[Records that describe figures]
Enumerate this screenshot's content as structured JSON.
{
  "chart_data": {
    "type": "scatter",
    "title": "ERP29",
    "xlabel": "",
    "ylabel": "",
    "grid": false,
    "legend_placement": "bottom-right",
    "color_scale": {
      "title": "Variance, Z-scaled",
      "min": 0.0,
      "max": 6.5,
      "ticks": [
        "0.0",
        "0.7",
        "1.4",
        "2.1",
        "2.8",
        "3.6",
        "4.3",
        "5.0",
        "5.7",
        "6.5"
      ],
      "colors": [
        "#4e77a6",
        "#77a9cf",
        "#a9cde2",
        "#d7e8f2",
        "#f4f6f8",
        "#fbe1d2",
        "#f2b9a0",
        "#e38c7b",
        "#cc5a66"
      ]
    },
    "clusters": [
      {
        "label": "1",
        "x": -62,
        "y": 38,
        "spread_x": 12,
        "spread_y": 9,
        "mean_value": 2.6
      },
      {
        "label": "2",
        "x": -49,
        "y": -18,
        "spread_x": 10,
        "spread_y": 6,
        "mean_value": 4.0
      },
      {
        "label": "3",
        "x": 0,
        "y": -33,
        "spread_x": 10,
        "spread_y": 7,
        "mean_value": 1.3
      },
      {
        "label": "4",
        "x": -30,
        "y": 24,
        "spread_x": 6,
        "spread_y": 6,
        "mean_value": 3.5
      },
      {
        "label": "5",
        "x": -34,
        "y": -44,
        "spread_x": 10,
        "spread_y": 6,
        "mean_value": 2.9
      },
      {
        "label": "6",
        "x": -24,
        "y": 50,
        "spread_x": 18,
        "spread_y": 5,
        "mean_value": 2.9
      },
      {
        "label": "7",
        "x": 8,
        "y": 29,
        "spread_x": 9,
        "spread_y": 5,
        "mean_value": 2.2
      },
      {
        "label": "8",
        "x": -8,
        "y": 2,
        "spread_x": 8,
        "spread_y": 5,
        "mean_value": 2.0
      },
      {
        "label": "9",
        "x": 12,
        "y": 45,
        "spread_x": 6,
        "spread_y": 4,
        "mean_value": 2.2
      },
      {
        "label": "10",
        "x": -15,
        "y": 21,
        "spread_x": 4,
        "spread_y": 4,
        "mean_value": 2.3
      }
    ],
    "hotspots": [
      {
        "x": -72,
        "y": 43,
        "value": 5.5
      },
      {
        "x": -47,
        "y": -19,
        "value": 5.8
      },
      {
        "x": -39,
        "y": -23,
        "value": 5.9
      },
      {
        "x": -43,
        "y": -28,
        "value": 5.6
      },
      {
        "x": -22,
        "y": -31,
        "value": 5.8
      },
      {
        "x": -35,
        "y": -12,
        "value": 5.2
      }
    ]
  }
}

DO THIS —
Repeat the material above exactly.

RESULT FOR THIS EXERCISE —
Enumerate this screenshot's content as structured JSON.
{
  "chart_data": {
    "type": "scatter",
    "title": "ERP29",
    "xlabel": "",
    "ylabel": "",
    "grid": false,
    "legend_placement": "bottom-right",
    "color_scale": {
      "title": "Variance, Z-scaled",
      "min": 0.0,
      "max": 6.5,
      "ticks": [
        "0.0",
        "0.7",
        "1.4",
        "2.1",
        "2.8",
        "3.6",
        "4.3",
        "5.0",
        "5.7",
        "6.5"
      ],
      "colors": [
        "#4e77a6",
        "#77a9cf",
        "#a9cde2",
        "#d7e8f2",
        "#f4f6f8",
        "#fbe1d2",
        "#f2b9a0",
        "#e38c7b",
        "#cc5a66"
      ]
    },
    "clusters": [
      {
        "label": "1",
        "x": -62,
        "y": 38,
        "spread_x": 12,
        "spread_y": 9,
        "mean_value": 2.6
      },
      {
        "label": "2",
        "x": -49,
        "y": -18,
        "spread_x": 10,
        "spread_y": 6,
        "mean_value": 4.0
      },
      {
        "label": "3",
        "x": 0,
        "y": -33,
        "spread_x": 10,
        "spread_y": 7,
        "mean_value": 1.3
      },
      {
        "label": "4",
        "x": -30,
        "y": 24,
        "spread_x": 6,
        "spread_y": 6,
        "mean_value": 3.5
      },
      {
        "label": "5",
        "x": -34,
        "y": -44,
        "spread_x": 10,
        "spread_y": 6,
        "mean_value": 2.9
      },
      {
        "label": "6",
        "x": -24,
        "y": 50,
        "spread_x": 18,
        "spread_y": 5,
        "mean_value": 2.9
      },
      {
        "label": "7",
        "x": 8,
        "y": 29,
        "spread_x": 9,
        "spread_y": 5,
        "mean_value": 2.2
      },
      {
        "label": "8",
        "x": -8,
        "y": 2,
        "spread_x": 8,
        "spread_y": 5,
        "mean_value": 2.0
      },
      {
        "label": "9",
        "x": 12,
        "y": 45,
        "spread_x": 6,
        "spread_y": 4,
        "mean_value": 2.2
      },
      {
        "label": "10",
        "x": -15,
        "y": 21,
        "spread_x": 4,
        "spread_y": 4,
        "mean_value": 2.3
      }
    ],
    "hotspots": [
      {
        "x": -72,
        "y": 43,
        "value": 5.5
      },
      {
        "x": -47,
        "y": -19,
        "value": 5.8
      },
      {
        "x": -39,
        "y": -23,
        "value": 5.9
      },
      {
        "x": -43,
        "y": -28,
        "value": 5.6
      },
      {
        "x": -22,
        "y": -31,
        "value": 5.8
      },
      {
        "x": -35,
        "y": -12,
        "value": 5.2
      }
    ]
  }
}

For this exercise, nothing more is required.